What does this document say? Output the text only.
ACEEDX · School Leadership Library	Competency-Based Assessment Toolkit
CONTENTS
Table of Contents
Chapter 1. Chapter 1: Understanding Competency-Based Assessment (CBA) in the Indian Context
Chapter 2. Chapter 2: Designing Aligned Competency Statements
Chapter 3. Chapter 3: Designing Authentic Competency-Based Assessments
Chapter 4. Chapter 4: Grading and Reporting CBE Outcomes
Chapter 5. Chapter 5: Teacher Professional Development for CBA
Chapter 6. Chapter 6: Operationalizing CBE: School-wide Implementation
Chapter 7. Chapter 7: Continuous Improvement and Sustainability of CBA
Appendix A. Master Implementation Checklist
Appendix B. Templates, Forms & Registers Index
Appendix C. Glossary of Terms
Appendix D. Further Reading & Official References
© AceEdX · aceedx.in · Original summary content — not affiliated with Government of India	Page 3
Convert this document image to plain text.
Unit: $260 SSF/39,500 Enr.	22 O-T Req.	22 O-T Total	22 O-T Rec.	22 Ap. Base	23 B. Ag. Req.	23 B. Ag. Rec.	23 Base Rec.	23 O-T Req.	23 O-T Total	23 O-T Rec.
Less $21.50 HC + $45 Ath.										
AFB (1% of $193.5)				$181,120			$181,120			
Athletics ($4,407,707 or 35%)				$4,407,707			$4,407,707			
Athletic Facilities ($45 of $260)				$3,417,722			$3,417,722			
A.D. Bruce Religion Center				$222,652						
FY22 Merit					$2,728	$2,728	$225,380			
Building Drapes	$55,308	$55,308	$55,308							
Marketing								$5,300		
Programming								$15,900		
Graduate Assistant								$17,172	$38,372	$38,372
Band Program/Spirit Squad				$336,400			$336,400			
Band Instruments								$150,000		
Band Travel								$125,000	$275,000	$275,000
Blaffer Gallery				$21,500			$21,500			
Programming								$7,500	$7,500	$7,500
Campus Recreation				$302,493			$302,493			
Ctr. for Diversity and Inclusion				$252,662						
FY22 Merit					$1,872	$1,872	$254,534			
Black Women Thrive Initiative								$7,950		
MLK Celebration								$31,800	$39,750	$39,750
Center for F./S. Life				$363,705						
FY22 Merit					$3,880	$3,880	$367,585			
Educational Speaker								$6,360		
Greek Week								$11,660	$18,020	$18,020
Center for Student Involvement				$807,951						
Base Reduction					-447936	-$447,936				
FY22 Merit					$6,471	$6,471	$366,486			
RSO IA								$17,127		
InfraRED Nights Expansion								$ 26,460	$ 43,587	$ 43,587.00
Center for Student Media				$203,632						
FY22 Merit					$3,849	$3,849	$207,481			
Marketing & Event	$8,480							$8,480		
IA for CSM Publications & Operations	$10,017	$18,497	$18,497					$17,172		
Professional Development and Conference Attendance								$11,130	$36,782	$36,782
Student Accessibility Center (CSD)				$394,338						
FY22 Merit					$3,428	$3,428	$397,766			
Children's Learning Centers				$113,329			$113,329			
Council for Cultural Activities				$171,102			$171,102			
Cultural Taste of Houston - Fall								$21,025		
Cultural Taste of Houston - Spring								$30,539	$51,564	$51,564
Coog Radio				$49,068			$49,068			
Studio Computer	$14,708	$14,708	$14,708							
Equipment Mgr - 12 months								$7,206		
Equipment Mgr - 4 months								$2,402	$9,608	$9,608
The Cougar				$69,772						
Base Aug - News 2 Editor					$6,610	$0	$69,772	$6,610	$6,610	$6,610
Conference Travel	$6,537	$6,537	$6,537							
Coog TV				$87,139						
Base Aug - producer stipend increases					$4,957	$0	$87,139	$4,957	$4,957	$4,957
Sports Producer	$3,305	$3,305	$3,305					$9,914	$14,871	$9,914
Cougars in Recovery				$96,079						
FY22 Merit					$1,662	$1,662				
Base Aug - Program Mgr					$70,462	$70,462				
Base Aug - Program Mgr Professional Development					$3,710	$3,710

++++++

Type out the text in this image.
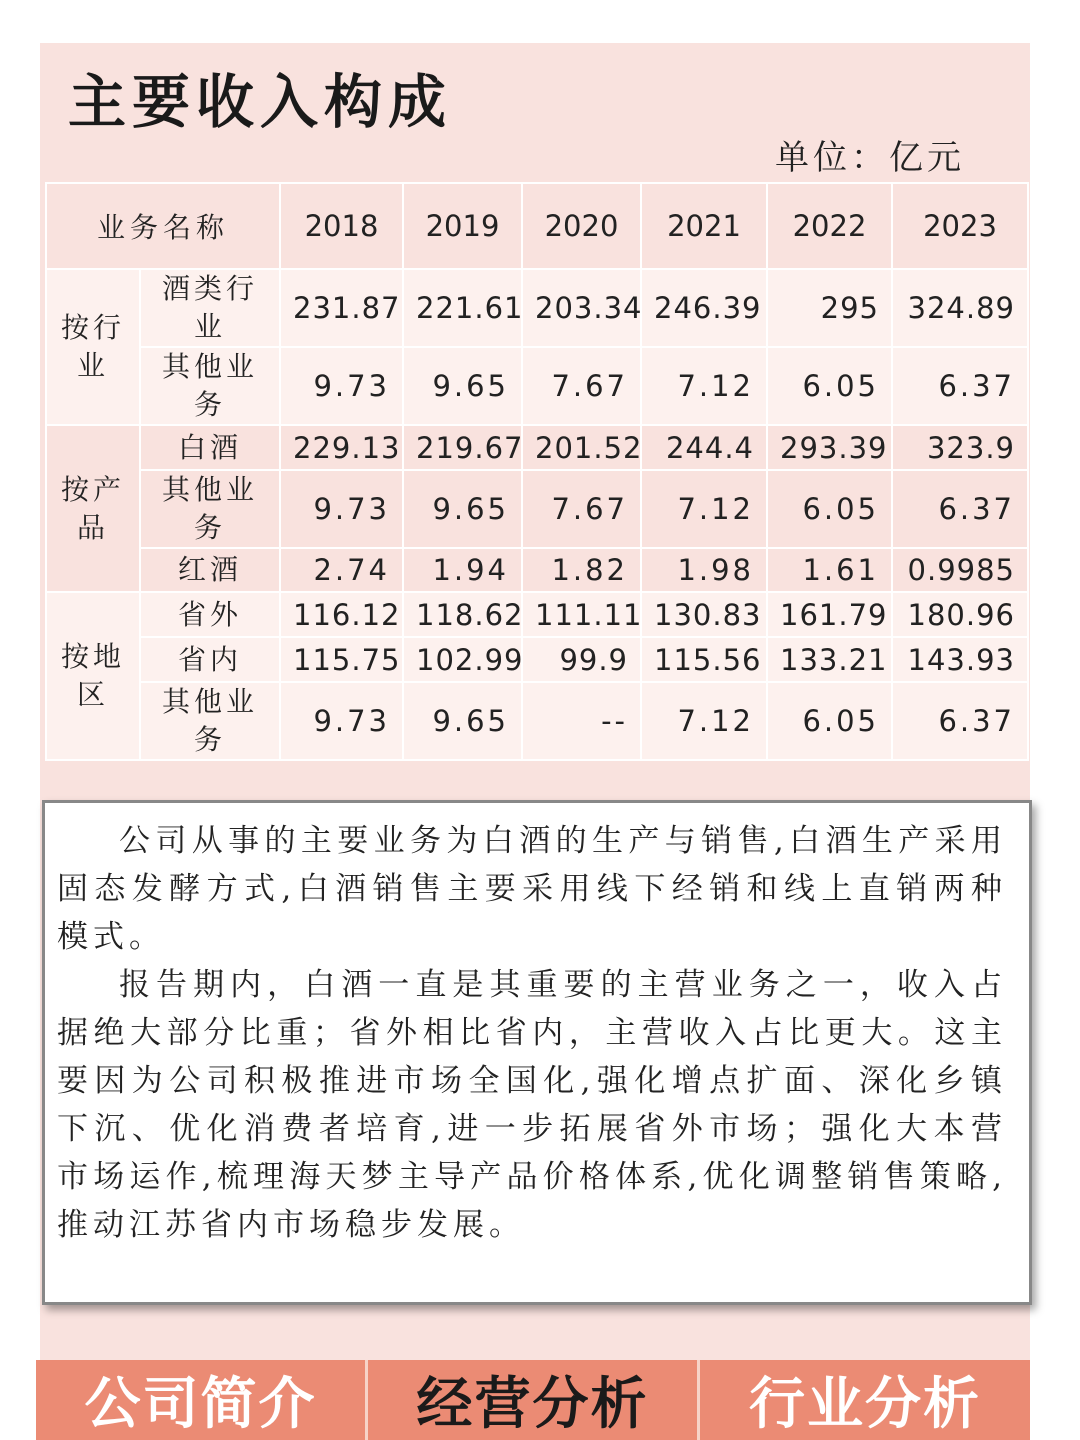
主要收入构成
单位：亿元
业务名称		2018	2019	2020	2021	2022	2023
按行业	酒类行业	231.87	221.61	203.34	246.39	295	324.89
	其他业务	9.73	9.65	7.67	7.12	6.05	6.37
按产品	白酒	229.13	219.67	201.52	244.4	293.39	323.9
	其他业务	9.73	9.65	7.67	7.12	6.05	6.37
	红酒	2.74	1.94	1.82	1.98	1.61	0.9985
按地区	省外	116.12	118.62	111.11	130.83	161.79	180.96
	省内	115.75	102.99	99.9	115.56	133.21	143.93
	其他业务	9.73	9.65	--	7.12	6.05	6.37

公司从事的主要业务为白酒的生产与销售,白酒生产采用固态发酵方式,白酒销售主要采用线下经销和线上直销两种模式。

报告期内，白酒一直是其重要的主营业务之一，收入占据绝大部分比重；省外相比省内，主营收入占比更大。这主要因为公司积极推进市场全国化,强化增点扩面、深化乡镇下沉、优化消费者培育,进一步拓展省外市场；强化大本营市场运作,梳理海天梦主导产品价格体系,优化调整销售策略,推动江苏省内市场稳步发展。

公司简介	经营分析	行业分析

++++++

— What is being asked —
Scan the records above and report how many lines include the word "months", without any other text.

— Complete answer —
2